Labeled box records
◇ ◇ ◇ ◇

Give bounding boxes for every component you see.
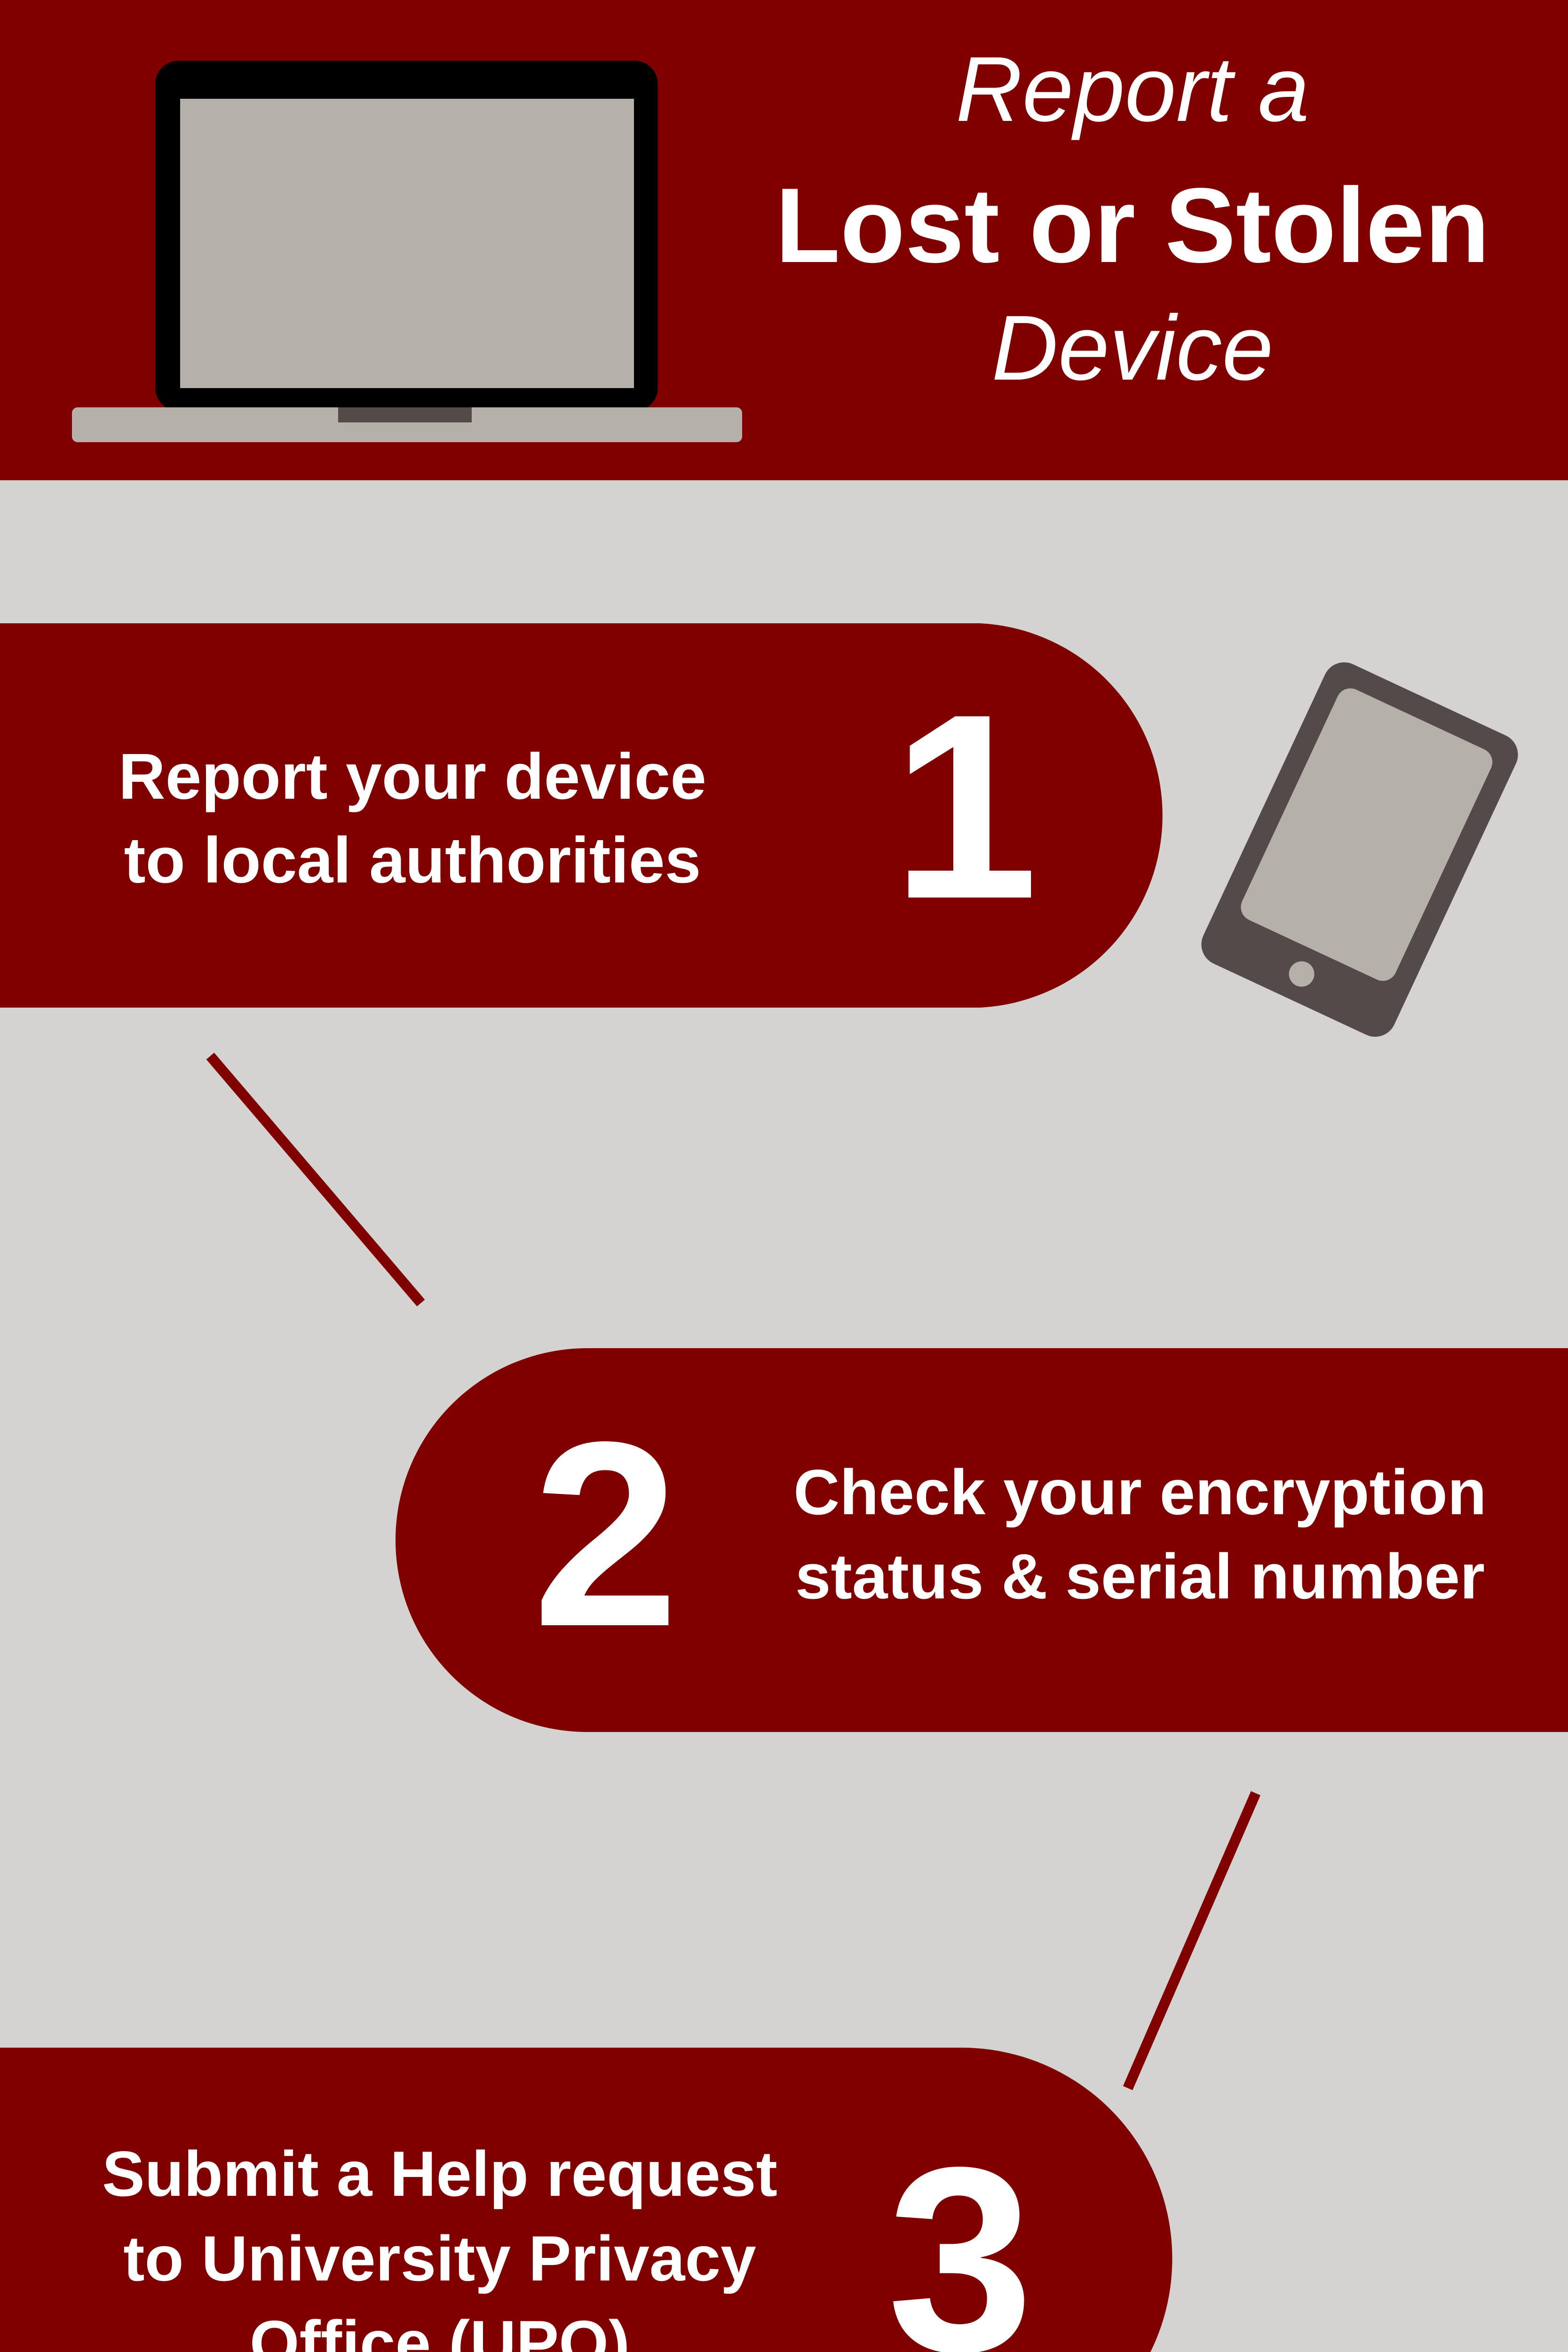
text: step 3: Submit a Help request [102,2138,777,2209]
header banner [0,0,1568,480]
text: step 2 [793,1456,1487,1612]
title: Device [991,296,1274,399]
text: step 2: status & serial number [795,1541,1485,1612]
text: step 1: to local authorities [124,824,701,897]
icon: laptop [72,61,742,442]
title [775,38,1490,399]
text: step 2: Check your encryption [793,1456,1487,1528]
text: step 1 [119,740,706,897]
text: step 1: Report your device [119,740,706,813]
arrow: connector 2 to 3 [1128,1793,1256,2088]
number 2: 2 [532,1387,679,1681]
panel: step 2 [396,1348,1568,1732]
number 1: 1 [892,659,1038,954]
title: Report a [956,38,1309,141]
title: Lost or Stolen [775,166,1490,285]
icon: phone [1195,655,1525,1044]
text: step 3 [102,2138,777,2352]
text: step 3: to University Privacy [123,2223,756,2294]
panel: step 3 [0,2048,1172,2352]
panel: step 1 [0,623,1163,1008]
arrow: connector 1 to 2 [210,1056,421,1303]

◇ ◇ ◇ ◇

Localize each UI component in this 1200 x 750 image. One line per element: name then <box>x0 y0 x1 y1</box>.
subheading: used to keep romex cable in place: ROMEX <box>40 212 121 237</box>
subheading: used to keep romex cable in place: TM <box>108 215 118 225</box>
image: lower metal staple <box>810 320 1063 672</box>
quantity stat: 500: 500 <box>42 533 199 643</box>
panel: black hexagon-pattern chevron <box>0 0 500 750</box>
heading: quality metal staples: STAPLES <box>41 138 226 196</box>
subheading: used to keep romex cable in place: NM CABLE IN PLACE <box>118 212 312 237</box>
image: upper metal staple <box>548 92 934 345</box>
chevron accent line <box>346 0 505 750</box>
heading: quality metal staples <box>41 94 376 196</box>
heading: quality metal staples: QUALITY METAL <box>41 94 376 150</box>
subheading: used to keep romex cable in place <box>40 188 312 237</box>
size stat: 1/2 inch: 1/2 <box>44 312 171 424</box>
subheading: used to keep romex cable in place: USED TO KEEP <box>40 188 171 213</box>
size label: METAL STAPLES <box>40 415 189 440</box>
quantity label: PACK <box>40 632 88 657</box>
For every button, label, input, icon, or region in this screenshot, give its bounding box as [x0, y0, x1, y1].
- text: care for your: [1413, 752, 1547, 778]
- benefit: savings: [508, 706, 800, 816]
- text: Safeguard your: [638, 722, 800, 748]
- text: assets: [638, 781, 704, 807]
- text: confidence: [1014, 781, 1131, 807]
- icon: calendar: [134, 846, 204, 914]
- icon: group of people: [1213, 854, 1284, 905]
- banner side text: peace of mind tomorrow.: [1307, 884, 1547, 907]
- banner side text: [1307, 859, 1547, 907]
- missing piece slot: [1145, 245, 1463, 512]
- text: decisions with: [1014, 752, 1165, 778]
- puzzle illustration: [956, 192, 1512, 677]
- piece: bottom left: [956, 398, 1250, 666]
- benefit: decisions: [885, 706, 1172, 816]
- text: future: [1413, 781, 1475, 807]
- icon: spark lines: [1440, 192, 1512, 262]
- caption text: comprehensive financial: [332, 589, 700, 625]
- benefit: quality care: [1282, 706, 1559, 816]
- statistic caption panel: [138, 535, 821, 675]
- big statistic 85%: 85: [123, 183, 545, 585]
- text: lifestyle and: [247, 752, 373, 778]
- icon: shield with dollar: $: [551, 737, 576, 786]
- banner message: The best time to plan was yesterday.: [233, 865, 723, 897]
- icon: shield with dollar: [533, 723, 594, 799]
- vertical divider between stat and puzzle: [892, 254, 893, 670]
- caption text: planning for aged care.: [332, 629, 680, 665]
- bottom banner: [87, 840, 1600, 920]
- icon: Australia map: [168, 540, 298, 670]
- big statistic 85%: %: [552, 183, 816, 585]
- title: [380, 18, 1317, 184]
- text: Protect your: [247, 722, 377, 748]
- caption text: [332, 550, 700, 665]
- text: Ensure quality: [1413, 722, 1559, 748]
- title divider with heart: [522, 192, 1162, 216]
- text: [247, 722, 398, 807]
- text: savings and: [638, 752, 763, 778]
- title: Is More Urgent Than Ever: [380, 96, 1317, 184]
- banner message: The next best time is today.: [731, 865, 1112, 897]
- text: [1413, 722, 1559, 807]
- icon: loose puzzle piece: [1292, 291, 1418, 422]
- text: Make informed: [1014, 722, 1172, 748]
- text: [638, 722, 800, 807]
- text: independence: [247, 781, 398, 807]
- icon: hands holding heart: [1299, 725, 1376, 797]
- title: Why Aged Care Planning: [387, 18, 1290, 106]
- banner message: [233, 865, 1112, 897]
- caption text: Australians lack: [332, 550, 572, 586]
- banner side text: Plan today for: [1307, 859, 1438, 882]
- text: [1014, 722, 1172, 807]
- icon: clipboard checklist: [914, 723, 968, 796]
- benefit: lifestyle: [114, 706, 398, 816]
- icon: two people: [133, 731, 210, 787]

◇ ◇ ◇ ◇

▶ [Task instructions]: Return the lines starting at the one containing "Give bounding boxes" and ending at the one containing "arrow: connector 1 to 2 [210,1056,421,1303]", both included, character for character. Leave the pictures out.

▶ [Final answer]:
Give bounding boxes for every component you see.
text: step 3: Submit a Help request [102,2138,777,2209]
header banner [0,0,1568,480]
text: step 2 [793,1456,1487,1612]
title: Device [991,296,1274,399]
text: step 2: status & serial number [795,1541,1485,1612]
text: step 1: to local authorities [124,824,701,897]
icon: laptop [72,61,742,442]
title [775,38,1490,399]
text: step 2: Check your encryption [793,1456,1487,1528]
text: step 1 [119,740,706,897]
text: step 1: Report your device [119,740,706,813]
arrow: connector 2 to 3 [1128,1793,1256,2088]
number 2: 2 [532,1387,679,1681]
panel: step 2 [396,1348,1568,1732]
number 1: 1 [892,659,1038,954]
title: Report a [956,38,1309,141]
title: Lost or Stolen [775,166,1490,285]
icon: phone [1195,655,1525,1044]
text: step 3 [102,2138,777,2352]
text: step 3: to University Privacy [123,2223,756,2294]
panel: step 3 [0,2048,1172,2352]
panel: step 1 [0,623,1163,1008]
arrow: connector 1 to 2 [210,1056,421,1303]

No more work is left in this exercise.